[START OF Data section]

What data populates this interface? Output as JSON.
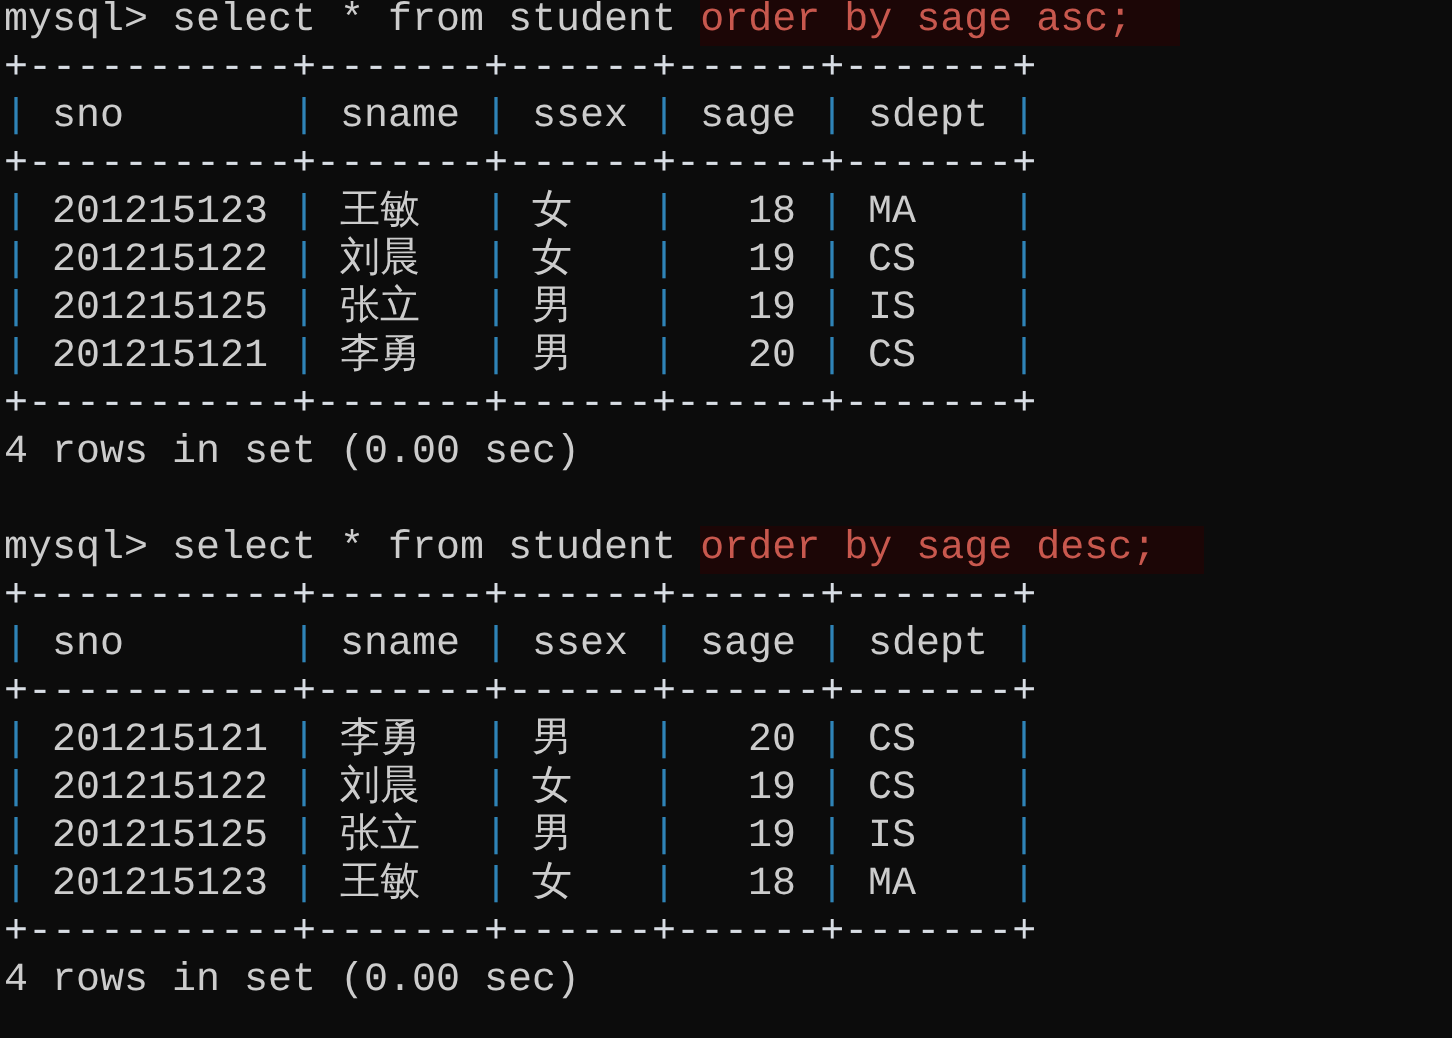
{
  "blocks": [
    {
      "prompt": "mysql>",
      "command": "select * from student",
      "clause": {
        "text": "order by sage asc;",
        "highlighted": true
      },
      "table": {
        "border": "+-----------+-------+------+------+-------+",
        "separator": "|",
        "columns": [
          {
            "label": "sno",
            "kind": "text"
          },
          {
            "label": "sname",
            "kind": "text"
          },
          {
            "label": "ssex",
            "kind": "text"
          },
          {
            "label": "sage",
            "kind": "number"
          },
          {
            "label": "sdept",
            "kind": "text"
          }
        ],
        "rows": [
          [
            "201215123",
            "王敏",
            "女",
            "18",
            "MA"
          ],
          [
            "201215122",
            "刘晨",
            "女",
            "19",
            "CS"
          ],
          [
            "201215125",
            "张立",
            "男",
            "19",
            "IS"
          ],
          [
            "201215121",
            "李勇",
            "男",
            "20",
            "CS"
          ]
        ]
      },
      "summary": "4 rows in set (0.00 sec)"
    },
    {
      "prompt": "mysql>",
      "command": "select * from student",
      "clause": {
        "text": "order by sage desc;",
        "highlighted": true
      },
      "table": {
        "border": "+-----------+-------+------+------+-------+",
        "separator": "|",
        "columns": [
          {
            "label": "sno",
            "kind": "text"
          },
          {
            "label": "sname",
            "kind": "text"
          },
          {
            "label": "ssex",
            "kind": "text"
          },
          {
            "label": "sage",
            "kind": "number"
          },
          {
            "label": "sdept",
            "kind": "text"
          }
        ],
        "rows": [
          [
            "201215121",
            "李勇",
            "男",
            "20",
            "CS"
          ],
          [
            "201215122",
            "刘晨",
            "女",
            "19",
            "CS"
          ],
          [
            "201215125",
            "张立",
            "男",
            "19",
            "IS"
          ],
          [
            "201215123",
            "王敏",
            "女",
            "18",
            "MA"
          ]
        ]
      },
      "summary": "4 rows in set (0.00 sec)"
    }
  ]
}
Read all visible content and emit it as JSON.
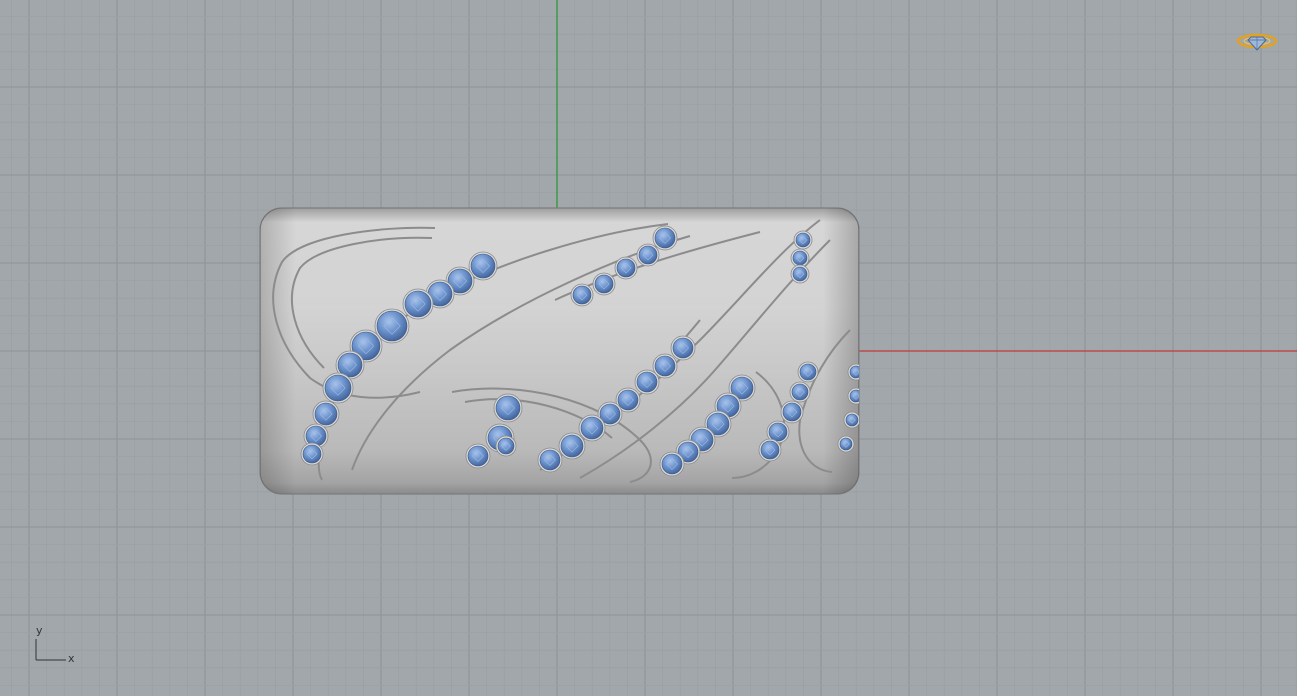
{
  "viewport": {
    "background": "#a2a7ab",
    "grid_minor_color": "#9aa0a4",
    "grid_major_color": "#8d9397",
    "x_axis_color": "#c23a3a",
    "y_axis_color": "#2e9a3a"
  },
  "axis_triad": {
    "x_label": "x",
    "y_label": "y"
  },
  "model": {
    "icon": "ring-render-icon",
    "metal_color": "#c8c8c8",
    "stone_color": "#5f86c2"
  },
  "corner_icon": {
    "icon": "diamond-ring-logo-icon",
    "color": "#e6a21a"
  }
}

[END OF Data section]
[START OF Data section]

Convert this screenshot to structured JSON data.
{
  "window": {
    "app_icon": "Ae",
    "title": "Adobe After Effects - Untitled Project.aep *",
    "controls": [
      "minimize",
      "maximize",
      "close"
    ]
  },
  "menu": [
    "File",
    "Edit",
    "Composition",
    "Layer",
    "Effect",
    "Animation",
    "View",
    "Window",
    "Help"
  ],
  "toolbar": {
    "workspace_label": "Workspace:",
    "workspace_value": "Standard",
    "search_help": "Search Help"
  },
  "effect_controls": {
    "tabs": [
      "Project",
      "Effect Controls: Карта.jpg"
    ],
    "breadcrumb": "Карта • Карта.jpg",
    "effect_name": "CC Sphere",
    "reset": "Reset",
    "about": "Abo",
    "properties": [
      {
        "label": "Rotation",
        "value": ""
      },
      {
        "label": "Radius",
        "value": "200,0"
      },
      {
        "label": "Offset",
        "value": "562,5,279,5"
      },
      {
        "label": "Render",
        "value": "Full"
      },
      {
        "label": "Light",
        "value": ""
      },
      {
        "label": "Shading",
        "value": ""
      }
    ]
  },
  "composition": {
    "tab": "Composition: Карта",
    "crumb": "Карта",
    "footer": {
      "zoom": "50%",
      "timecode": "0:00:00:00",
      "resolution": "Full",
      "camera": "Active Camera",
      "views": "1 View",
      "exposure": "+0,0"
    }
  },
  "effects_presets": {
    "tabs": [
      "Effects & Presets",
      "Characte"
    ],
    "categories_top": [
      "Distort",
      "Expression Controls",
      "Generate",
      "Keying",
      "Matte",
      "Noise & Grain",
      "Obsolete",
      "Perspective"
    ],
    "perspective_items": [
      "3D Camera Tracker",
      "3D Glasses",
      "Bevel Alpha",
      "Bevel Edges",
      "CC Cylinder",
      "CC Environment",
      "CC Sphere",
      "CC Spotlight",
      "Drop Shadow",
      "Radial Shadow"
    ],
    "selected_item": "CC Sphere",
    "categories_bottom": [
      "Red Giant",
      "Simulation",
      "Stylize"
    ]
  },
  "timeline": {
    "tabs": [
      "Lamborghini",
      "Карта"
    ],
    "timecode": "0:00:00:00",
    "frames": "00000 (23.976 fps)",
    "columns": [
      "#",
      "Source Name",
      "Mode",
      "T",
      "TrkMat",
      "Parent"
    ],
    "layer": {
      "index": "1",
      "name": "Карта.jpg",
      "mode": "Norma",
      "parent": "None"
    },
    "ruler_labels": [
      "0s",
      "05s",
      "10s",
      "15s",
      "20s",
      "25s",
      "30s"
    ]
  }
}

[END OF Data section]

Scan the material line by line and report each one that contains "JSON".

What data populates this interface? Output as JSON.
Read all visible content and emit it as JSON.
Convert this screenshot to structured JSON data.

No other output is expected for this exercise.